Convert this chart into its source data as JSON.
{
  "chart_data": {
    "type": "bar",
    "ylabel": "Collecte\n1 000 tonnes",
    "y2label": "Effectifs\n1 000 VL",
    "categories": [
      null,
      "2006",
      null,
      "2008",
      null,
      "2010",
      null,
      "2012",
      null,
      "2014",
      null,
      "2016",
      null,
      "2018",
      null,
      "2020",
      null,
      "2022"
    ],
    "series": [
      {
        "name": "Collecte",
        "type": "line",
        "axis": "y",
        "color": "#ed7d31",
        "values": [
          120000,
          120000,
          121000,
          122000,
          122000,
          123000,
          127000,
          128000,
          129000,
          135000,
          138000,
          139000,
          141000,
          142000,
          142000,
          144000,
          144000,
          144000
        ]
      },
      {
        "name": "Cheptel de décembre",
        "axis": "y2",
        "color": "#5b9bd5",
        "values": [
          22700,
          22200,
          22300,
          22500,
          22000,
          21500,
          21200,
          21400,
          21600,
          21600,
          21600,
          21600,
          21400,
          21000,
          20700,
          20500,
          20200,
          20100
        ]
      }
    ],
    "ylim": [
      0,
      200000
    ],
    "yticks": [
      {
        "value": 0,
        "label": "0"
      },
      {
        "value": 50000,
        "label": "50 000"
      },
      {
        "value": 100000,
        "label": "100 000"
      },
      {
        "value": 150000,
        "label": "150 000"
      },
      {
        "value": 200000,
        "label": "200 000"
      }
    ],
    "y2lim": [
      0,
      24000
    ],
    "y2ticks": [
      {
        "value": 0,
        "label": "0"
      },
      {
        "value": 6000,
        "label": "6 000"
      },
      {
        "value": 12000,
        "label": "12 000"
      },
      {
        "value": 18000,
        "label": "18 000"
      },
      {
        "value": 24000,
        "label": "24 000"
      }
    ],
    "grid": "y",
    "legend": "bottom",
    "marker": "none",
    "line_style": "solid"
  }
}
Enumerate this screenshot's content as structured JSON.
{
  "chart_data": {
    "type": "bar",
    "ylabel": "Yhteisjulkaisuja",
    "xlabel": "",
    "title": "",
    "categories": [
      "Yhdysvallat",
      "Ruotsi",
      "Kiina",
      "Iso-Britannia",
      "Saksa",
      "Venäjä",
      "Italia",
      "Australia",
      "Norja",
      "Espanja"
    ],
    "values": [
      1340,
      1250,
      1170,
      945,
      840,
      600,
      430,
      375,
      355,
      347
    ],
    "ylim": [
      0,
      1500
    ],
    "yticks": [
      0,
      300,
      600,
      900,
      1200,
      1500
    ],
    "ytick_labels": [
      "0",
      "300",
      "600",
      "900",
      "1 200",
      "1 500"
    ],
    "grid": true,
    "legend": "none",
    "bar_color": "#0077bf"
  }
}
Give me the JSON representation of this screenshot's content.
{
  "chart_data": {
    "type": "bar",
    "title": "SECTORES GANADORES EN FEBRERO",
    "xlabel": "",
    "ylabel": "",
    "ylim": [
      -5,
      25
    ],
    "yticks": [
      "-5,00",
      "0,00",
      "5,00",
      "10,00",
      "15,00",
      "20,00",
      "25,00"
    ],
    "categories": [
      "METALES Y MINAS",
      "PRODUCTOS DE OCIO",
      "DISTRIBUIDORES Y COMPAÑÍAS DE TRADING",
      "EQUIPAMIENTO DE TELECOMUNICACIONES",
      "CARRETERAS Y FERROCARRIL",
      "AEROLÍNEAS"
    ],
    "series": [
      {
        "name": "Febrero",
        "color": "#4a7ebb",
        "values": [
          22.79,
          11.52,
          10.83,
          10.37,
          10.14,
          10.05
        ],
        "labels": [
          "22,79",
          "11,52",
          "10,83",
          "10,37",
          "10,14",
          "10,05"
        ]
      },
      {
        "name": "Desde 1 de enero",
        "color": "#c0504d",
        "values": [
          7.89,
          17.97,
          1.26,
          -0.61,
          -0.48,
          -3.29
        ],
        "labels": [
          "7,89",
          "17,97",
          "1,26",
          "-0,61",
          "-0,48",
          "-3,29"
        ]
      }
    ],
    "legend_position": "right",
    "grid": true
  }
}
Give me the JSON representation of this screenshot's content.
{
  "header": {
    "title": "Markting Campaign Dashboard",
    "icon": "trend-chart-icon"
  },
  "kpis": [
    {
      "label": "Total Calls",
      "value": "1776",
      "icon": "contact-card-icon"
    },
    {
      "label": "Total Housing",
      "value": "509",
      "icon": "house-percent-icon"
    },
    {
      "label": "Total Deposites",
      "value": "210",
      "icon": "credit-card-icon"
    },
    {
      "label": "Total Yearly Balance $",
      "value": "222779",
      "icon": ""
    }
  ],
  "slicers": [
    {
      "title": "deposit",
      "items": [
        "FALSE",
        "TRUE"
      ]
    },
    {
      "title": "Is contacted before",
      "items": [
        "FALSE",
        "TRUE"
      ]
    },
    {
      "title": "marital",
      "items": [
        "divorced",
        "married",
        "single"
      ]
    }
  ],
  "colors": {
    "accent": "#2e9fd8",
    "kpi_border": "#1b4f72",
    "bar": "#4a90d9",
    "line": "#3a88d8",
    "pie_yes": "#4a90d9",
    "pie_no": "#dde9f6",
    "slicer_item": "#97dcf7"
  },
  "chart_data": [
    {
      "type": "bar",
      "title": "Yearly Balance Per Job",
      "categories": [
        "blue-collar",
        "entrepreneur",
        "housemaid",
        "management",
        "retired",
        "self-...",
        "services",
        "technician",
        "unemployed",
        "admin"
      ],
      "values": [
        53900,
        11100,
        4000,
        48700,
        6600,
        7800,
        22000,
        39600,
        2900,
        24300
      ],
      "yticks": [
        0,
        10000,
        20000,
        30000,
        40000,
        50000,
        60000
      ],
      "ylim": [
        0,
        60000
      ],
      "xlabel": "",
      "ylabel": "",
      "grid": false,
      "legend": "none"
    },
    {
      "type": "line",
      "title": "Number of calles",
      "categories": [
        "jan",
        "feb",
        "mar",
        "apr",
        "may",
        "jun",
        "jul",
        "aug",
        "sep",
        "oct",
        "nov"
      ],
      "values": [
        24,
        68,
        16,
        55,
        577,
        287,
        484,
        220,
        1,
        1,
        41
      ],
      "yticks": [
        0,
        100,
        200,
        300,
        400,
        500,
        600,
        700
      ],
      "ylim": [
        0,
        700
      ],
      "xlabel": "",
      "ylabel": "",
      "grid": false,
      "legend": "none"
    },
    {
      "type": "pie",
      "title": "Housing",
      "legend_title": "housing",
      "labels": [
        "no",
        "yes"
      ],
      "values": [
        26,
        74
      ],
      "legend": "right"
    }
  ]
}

**Aim of the exercise**
Every line above should be printed again exactly as it stands.

**Reply**
Convert this chart into its source data as JSON.
{
  "chart_data": {
    "type": "bar",
    "ylabel": "Collecte\n1 000 tonnes",
    "y2label": "Effectifs\n1 000 VL",
    "categories": [
      null,
      "2006",
      null,
      "2008",
      null,
      "2010",
      null,
      "2012",
      null,
      "2014",
      null,
      "2016",
      null,
      "2018",
      null,
      "2020",
      null,
      "2022"
    ],
    "series": [
      {
        "name": "Collecte",
        "type": "line",
        "axis": "y",
        "color": "#ed7d31",
        "values": [
          120000,
          120000,
          121000,
          122000,
          122000,
          123000,
          127000,
          128000,
          129000,
          135000,
          138000,
          139000,
          141000,
          142000,
          142000,
          144000,
          144000,
          144000
        ]
      },
      {
        "name": "Cheptel de décembre",
        "axis": "y2",
        "color": "#5b9bd5",
        "values": [
          22700,
          22200,
          22300,
          22500,
          22000,
          21500,
          21200,
          21400,
          21600,
          21600,
          21600,
          21600,
          21400,
          21000,
          20700,
          20500,
          20200,
          20100
        ]
      }
    ],
    "ylim": [
      0,
      200000
    ],
    "yticks": [
      {
        "value": 0,
        "label": "0"
      },
      {
        "value": 50000,
        "label": "50 000"
      },
      {
        "value": 100000,
        "label": "100 000"
      },
      {
        "value": 150000,
        "label": "150 000"
      },
      {
        "value": 200000,
        "label": "200 000"
      }
    ],
    "y2lim": [
      0,
      24000
    ],
    "y2ticks": [
      {
        "value": 0,
        "label": "0"
      },
      {
        "value": 6000,
        "label": "6 000"
      },
      {
        "value": 12000,
        "label": "12 000"
      },
      {
        "value": 18000,
        "label": "18 000"
      },
      {
        "value": 24000,
        "label": "24 000"
      }
    ],
    "grid": "y",
    "legend": "bottom",
    "marker": "none",
    "line_style": "solid"
  }
}
Enumerate this screenshot's content as structured JSON.
{
  "chart_data": {
    "type": "bar",
    "ylabel": "Yhteisjulkaisuja",
    "xlabel": "",
    "title": "",
    "categories": [
      "Yhdysvallat",
      "Ruotsi",
      "Kiina",
      "Iso-Britannia",
      "Saksa",
      "Venäjä",
      "Italia",
      "Australia",
      "Norja",
      "Espanja"
    ],
    "values": [
      1340,
      1250,
      1170,
      945,
      840,
      600,
      430,
      375,
      355,
      347
    ],
    "ylim": [
      0,
      1500
    ],
    "yticks": [
      0,
      300,
      600,
      900,
      1200,
      1500
    ],
    "ytick_labels": [
      "0",
      "300",
      "600",
      "900",
      "1 200",
      "1 500"
    ],
    "grid": true,
    "legend": "none",
    "bar_color": "#0077bf"
  }
}
Give me the JSON representation of this screenshot's content.
{
  "chart_data": {
    "type": "bar",
    "title": "SECTORES GANADORES EN FEBRERO",
    "xlabel": "",
    "ylabel": "",
    "ylim": [
      -5,
      25
    ],
    "yticks": [
      "-5,00",
      "0,00",
      "5,00",
      "10,00",
      "15,00",
      "20,00",
      "25,00"
    ],
    "categories": [
      "METALES Y MINAS",
      "PRODUCTOS DE OCIO",
      "DISTRIBUIDORES Y COMPAÑÍAS DE TRADING",
      "EQUIPAMIENTO DE TELECOMUNICACIONES",
      "CARRETERAS Y FERROCARRIL",
      "AEROLÍNEAS"
    ],
    "series": [
      {
        "name": "Febrero",
        "color": "#4a7ebb",
        "values": [
          22.79,
          11.52,
          10.83,
          10.37,
          10.14,
          10.05
        ],
        "labels": [
          "22,79",
          "11,52",
          "10,83",
          "10,37",
          "10,14",
          "10,05"
        ]
      },
      {
        "name": "Desde 1 de enero",
        "color": "#c0504d",
        "values": [
          7.89,
          17.97,
          1.26,
          -0.61,
          -0.48,
          -3.29
        ],
        "labels": [
          "7,89",
          "17,97",
          "1,26",
          "-0,61",
          "-0,48",
          "-3,29"
        ]
      }
    ],
    "legend_position": "right",
    "grid": true
  }
}
Give me the JSON representation of this screenshot's content.
{
  "header": {
    "title": "Markting Campaign Dashboard",
    "icon": "trend-chart-icon"
  },
  "kpis": [
    {
      "label": "Total Calls",
      "value": "1776",
      "icon": "contact-card-icon"
    },
    {
      "label": "Total Housing",
      "value": "509",
      "icon": "house-percent-icon"
    },
    {
      "label": "Total Deposites",
      "value": "210",
      "icon": "credit-card-icon"
    },
    {
      "label": "Total Yearly Balance $",
      "value": "222779",
      "icon": ""
    }
  ],
  "slicers": [
    {
      "title": "deposit",
      "items": [
        "FALSE",
        "TRUE"
      ]
    },
    {
      "title": "Is contacted before",
      "items": [
        "FALSE",
        "TRUE"
      ]
    },
    {
      "title": "marital",
      "items": [
        "divorced",
        "married",
        "single"
      ]
    }
  ],
  "colors": {
    "accent": "#2e9fd8",
    "kpi_border": "#1b4f72",
    "bar": "#4a90d9",
    "line": "#3a88d8",
    "pie_yes": "#4a90d9",
    "pie_no": "#dde9f6",
    "slicer_item": "#97dcf7"
  },
  "chart_data": [
    {
      "type": "bar",
      "title": "Yearly Balance Per Job",
      "categories": [
        "blue-collar",
        "entrepreneur",
        "housemaid",
        "management",
        "retired",
        "self-...",
        "services",
        "technician",
        "unemployed",
        "admin"
      ],
      "values": [
        53900,
        11100,
        4000,
        48700,
        6600,
        7800,
        22000,
        39600,
        2900,
        24300
      ],
      "yticks": [
        0,
        10000,
        20000,
        30000,
        40000,
        50000,
        60000
      ],
      "ylim": [
        0,
        60000
      ],
      "xlabel": "",
      "ylabel": "",
      "grid": false,
      "legend": "none"
    },
    {
      "type": "line",
      "title": "Number of calles",
      "categories": [
        "jan",
        "feb",
        "mar",
        "apr",
        "may",
        "jun",
        "jul",
        "aug",
        "sep",
        "oct",
        "nov"
      ],
      "values": [
        24,
        68,
        16,
        55,
        577,
        287,
        484,
        220,
        1,
        1,
        41
      ],
      "yticks": [
        0,
        100,
        200,
        300,
        400,
        500,
        600,
        700
      ],
      "ylim": [
        0,
        700
      ],
      "xlabel": "",
      "ylabel": "",
      "grid": false,
      "legend": "none"
    },
    {
      "type": "pie",
      "title": "Housing",
      "legend_title": "housing",
      "labels": [
        "no",
        "yes"
      ],
      "values": [
        26,
        74
      ],
      "legend": "right"
    }
  ]
}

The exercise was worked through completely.